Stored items
------------------------------------------------

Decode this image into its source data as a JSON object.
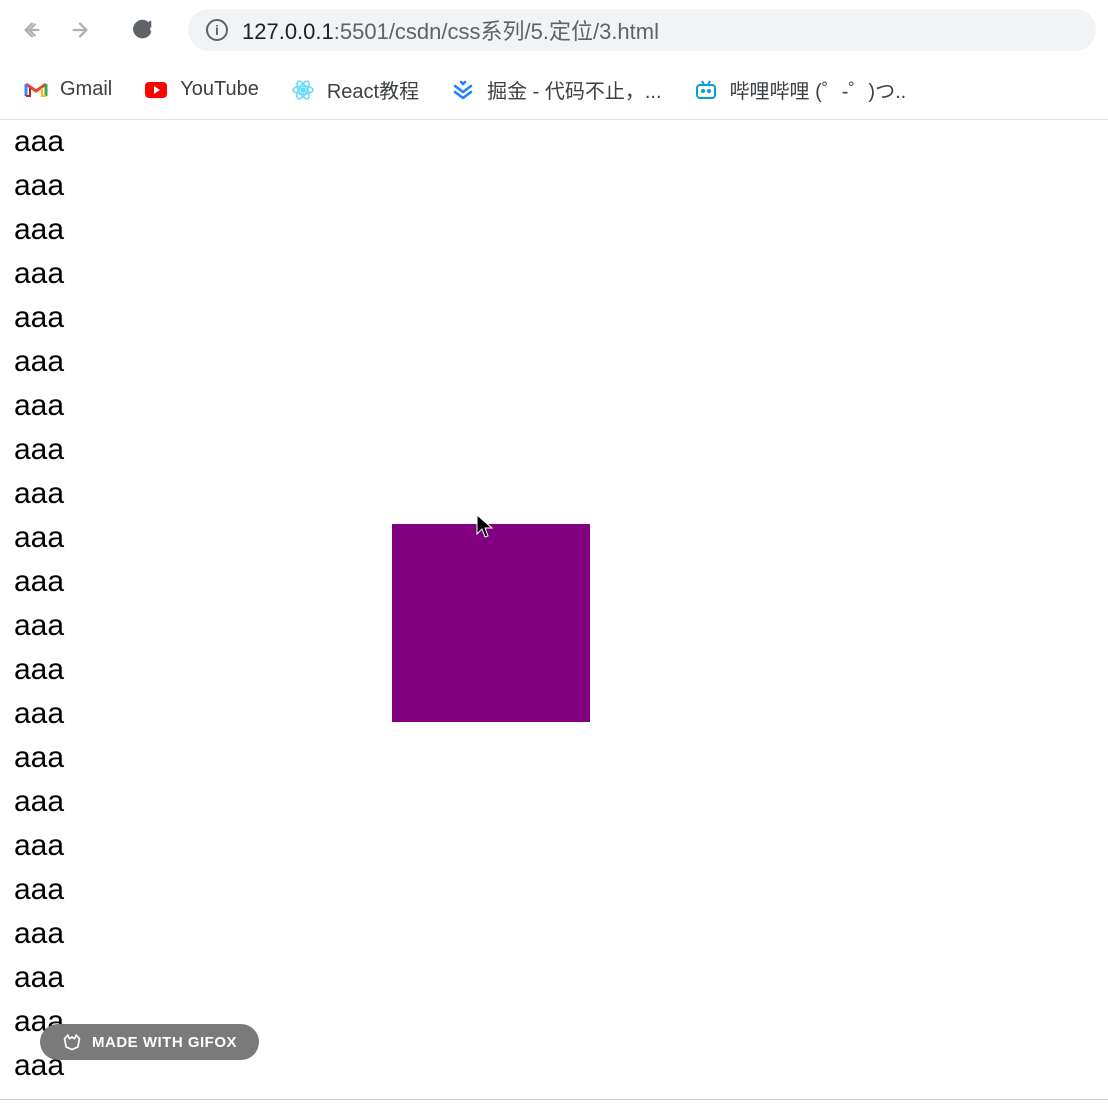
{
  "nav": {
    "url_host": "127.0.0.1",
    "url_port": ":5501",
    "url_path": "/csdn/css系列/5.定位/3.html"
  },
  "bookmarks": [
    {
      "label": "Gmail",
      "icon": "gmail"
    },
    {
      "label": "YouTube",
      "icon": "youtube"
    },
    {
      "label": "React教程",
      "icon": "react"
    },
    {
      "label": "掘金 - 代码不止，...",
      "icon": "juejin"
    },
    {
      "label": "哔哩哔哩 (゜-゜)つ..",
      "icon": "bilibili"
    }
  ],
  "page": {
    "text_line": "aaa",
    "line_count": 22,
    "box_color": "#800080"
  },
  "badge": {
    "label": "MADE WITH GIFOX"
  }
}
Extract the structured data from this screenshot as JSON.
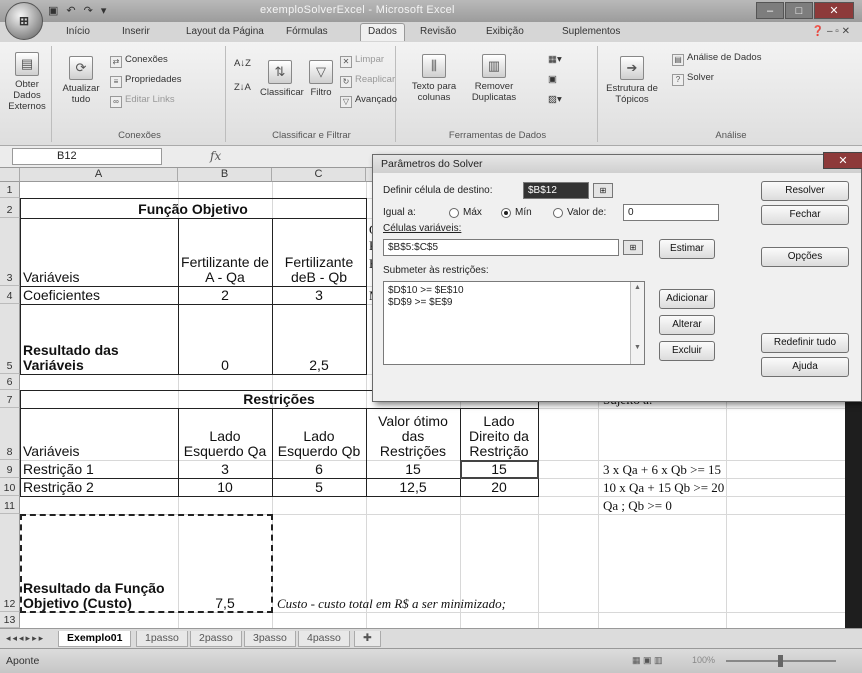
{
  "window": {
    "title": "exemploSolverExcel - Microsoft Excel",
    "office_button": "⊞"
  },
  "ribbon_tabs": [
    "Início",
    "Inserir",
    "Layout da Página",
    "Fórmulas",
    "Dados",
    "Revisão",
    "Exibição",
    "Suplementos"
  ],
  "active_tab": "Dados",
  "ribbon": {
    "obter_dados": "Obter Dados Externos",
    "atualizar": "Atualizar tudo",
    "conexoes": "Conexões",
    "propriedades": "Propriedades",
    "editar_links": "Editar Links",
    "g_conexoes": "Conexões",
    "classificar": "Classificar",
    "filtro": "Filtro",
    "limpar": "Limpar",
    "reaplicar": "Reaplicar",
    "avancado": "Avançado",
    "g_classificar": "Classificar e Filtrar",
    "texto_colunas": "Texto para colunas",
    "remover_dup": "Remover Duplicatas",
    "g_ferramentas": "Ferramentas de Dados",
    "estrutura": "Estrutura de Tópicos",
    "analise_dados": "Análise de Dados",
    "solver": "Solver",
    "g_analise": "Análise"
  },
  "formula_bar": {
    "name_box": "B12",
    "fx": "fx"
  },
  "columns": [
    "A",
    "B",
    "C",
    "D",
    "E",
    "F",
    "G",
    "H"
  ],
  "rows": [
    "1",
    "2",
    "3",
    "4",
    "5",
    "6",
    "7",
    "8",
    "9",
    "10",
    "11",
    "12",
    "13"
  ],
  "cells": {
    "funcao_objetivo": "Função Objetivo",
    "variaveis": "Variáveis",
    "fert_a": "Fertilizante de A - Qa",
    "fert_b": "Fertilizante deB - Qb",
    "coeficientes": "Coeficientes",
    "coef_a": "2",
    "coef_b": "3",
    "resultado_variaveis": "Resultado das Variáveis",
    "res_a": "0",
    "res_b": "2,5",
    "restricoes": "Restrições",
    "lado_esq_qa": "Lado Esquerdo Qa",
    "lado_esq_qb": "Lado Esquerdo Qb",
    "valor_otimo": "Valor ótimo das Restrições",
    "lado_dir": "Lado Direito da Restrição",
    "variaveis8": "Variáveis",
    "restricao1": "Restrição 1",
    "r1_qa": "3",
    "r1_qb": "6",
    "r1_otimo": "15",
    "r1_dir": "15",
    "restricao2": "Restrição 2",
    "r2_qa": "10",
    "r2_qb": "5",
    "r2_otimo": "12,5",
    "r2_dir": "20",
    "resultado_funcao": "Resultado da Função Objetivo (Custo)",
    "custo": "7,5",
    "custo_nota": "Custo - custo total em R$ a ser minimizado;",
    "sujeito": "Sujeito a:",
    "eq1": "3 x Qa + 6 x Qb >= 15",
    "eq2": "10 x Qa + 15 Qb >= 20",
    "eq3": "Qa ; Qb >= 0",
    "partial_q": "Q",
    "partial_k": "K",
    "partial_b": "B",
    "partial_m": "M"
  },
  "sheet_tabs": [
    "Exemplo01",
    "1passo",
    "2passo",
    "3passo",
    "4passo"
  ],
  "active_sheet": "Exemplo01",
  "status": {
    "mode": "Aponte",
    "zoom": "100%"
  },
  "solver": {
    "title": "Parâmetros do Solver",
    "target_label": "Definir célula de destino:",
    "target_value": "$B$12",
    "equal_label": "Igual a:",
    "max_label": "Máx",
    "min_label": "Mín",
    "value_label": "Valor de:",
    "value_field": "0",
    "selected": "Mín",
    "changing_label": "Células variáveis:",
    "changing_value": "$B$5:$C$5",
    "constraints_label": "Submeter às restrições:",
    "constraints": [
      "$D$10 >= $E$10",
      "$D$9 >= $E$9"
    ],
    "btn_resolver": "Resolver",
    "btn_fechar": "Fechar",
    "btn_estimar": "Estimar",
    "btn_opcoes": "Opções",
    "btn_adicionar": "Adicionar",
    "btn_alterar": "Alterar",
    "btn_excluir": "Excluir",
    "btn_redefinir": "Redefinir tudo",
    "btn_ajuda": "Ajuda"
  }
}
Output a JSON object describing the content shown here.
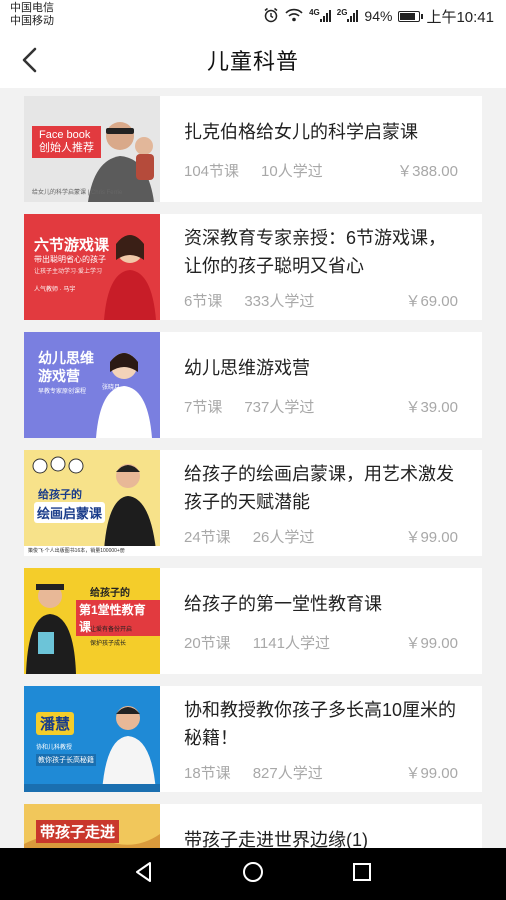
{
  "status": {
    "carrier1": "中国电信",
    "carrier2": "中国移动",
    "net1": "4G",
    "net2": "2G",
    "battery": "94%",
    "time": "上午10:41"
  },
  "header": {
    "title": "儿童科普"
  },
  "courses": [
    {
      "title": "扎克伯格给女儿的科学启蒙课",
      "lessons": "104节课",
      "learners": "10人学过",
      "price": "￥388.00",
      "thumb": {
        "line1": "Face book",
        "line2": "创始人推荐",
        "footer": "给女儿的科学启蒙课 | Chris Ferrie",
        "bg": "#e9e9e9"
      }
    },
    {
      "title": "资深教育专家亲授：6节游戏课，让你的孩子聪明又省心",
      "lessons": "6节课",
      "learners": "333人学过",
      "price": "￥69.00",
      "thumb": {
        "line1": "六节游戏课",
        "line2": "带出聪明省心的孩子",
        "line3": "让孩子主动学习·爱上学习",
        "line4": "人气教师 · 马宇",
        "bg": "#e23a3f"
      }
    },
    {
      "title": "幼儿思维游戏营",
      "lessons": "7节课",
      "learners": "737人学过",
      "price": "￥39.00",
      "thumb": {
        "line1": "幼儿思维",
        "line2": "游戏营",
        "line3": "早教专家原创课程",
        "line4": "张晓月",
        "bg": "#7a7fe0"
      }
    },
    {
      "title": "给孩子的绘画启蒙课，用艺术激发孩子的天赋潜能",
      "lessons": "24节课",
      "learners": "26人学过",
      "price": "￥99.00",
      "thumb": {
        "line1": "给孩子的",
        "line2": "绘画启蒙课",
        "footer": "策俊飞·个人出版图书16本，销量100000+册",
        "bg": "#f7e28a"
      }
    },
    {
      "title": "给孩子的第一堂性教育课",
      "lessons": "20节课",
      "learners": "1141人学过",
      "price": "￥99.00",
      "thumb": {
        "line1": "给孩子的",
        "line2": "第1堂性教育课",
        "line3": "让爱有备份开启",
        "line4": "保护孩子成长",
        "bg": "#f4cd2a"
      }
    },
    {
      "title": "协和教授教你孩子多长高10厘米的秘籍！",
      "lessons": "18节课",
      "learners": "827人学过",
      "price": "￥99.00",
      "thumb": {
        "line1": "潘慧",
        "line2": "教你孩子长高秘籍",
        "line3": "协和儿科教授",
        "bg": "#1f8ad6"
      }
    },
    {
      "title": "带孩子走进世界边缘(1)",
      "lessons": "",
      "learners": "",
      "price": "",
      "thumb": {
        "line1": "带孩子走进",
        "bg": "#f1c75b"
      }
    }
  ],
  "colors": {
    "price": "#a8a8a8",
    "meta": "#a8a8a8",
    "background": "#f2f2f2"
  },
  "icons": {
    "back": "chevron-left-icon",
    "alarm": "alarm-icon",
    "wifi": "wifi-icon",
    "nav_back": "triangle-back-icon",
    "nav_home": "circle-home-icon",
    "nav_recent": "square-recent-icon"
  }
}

------------------------------------------------

Pictures in the records above are not copied; print everything else exactly.

Decode this image into its source data as a JSON object.
{
  "nav": {
    "url_host": "127.0.0.1",
    "url_port": ":5501",
    "url_path": "/csdn/css系列/5.定位/3.html"
  },
  "bookmarks": [
    {
      "label": "Gmail",
      "icon": "gmail"
    },
    {
      "label": "YouTube",
      "icon": "youtube"
    },
    {
      "label": "React教程",
      "icon": "react"
    },
    {
      "label": "掘金 - 代码不止，...",
      "icon": "juejin"
    },
    {
      "label": "哔哩哔哩 (゜-゜)つ..",
      "icon": "bilibili"
    }
  ],
  "page": {
    "text_line": "aaa",
    "line_count": 22,
    "box_color": "#800080"
  },
  "badge": {
    "label": "MADE WITH GIFOX"
  }
}
Extract the structured data from this screenshot as JSON.
{
  "window": {
    "title": "exemploSolverExcel - Microsoft Excel",
    "office_button": "⊞"
  },
  "ribbon_tabs": [
    "Início",
    "Inserir",
    "Layout da Página",
    "Fórmulas",
    "Dados",
    "Revisão",
    "Exibição",
    "Suplementos"
  ],
  "active_tab": "Dados",
  "ribbon": {
    "obter_dados": "Obter Dados Externos",
    "atualizar": "Atualizar tudo",
    "conexoes": "Conexões",
    "propriedades": "Propriedades",
    "editar_links": "Editar Links",
    "g_conexoes": "Conexões",
    "classificar": "Classificar",
    "filtro": "Filtro",
    "limpar": "Limpar",
    "reaplicar": "Reaplicar",
    "avancado": "Avançado",
    "g_classificar": "Classificar e Filtrar",
    "texto_colunas": "Texto para colunas",
    "remover_dup": "Remover Duplicatas",
    "g_ferramentas": "Ferramentas de Dados",
    "estrutura": "Estrutura de Tópicos",
    "analise_dados": "Análise de Dados",
    "solver": "Solver",
    "g_analise": "Análise"
  },
  "formula_bar": {
    "name_box": "B12",
    "fx": "fx"
  },
  "columns": [
    "A",
    "B",
    "C",
    "D",
    "E",
    "F",
    "G",
    "H"
  ],
  "rows": [
    "1",
    "2",
    "3",
    "4",
    "5",
    "6",
    "7",
    "8",
    "9",
    "10",
    "11",
    "12",
    "13"
  ],
  "cells": {
    "funcao_objetivo": "Função Objetivo",
    "variaveis": "Variáveis",
    "fert_a": "Fertilizante de A - Qa",
    "fert_b": "Fertilizante deB - Qb",
    "coeficientes": "Coeficientes",
    "coef_a": "2",
    "coef_b": "3",
    "resultado_variaveis": "Resultado das Variáveis",
    "res_a": "0",
    "res_b": "2,5",
    "restricoes": "Restrições",
    "lado_esq_qa": "Lado Esquerdo Qa",
    "lado_esq_qb": "Lado Esquerdo Qb",
    "valor_otimo": "Valor ótimo das Restrições",
    "lado_dir": "Lado Direito da Restrição",
    "variaveis8": "Variáveis",
    "restricao1": "Restrição 1",
    "r1_qa": "3",
    "r1_qb": "6",
    "r1_otimo": "15",
    "r1_dir": "15",
    "restricao2": "Restrição 2",
    "r2_qa": "10",
    "r2_qb": "5",
    "r2_otimo": "12,5",
    "r2_dir": "20",
    "resultado_funcao": "Resultado da Função Objetivo (Custo)",
    "custo": "7,5",
    "custo_nota": "Custo - custo total em R$ a ser minimizado;",
    "sujeito": "Sujeito a:",
    "eq1": "3 x Qa + 6 x Qb >= 15",
    "eq2": "10 x Qa + 15 Qb >= 20",
    "eq3": "Qa ; Qb >= 0",
    "partial_q": "Q",
    "partial_k": "K",
    "partial_b": "B",
    "partial_m": "M"
  },
  "sheet_tabs": [
    "Exemplo01",
    "1passo",
    "2passo",
    "3passo",
    "4passo"
  ],
  "active_sheet": "Exemplo01",
  "status": {
    "mode": "Aponte",
    "zoom": "100%"
  },
  "solver": {
    "title": "Parâmetros do Solver",
    "target_label": "Definir célula de destino:",
    "target_value": "$B$12",
    "equal_label": "Igual a:",
    "max_label": "Máx",
    "min_label": "Mín",
    "value_label": "Valor de:",
    "value_field": "0",
    "selected": "Mín",
    "changing_label": "Células variáveis:",
    "changing_value": "$B$5:$C$5",
    "constraints_label": "Submeter às restrições:",
    "constraints": [
      "$D$10 >= $E$10",
      "$D$9 >= $E$9"
    ],
    "btn_resolver": "Resolver",
    "btn_fechar": "Fechar",
    "btn_estimar": "Estimar",
    "btn_opcoes": "Opções",
    "btn_adicionar": "Adicionar",
    "btn_alterar": "Alterar",
    "btn_excluir": "Excluir",
    "btn_redefinir": "Redefinir tudo",
    "btn_ajuda": "Ajuda"
  }
}
Output a JSON object describing the content shown here.
{
  "status": {
    "carrier1": "中国电信",
    "carrier2": "中国移动",
    "net1": "4G",
    "net2": "2G",
    "battery": "94%",
    "time": "上午10:41"
  },
  "header": {
    "title": "儿童科普"
  },
  "courses": [
    {
      "title": "扎克伯格给女儿的科学启蒙课",
      "lessons": "104节课",
      "learners": "10人学过",
      "price": "￥388.00",
      "thumb": {
        "line1": "Face book",
        "line2": "创始人推荐",
        "footer": "给女儿的科学启蒙课 | Chris Ferrie",
        "bg": "#e9e9e9"
      }
    },
    {
      "title": "资深教育专家亲授：6节游戏课，让你的孩子聪明又省心",
      "lessons": "6节课",
      "learners": "333人学过",
      "price": "￥69.00",
      "thumb": {
        "line1": "六节游戏课",
        "line2": "带出聪明省心的孩子",
        "line3": "让孩子主动学习·爱上学习",
        "line4": "人气教师 · 马宇",
        "bg": "#e23a3f"
      }
    },
    {
      "title": "幼儿思维游戏营",
      "lessons": "7节课",
      "learners": "737人学过",
      "price": "￥39.00",
      "thumb": {
        "line1": "幼儿思维",
        "line2": "游戏营",
        "line3": "早教专家原创课程",
        "line4": "张晓月",
        "bg": "#7a7fe0"
      }
    },
    {
      "title": "给孩子的绘画启蒙课，用艺术激发孩子的天赋潜能",
      "lessons": "24节课",
      "learners": "26人学过",
      "price": "￥99.00",
      "thumb": {
        "line1": "给孩子的",
        "line2": "绘画启蒙课",
        "footer": "策俊飞·个人出版图书16本，销量100000+册",
        "bg": "#f7e28a"
      }
    },
    {
      "title": "给孩子的第一堂性教育课",
      "lessons": "20节课",
      "learners": "1141人学过",
      "price": "￥99.00",
      "thumb": {
        "line1": "给孩子的",
        "line2": "第1堂性教育课",
        "line3": "让爱有备份开启",
        "line4": "保护孩子成长",
        "bg": "#f4cd2a"
      }
    },
    {
      "title": "协和教授教你孩子多长高10厘米的秘籍！",
      "lessons": "18节课",
      "learners": "827人学过",
      "price": "￥99.00",
      "thumb": {
        "line1": "潘慧",
        "line2": "教你孩子长高秘籍",
        "line3": "协和儿科教授",
        "bg": "#1f8ad6"
      }
    },
    {
      "title": "带孩子走进世界边缘(1)",
      "lessons": "",
      "learners": "",
      "price": "",
      "thumb": {
        "line1": "带孩子走进",
        "bg": "#f1c75b"
      }
    }
  ],
  "colors": {
    "price": "#a8a8a8",
    "meta": "#a8a8a8",
    "background": "#f2f2f2"
  },
  "icons": {
    "back": "chevron-left-icon",
    "alarm": "alarm-icon",
    "wifi": "wifi-icon",
    "nav_back": "triangle-back-icon",
    "nav_home": "circle-home-icon",
    "nav_recent": "square-recent-icon"
  }
}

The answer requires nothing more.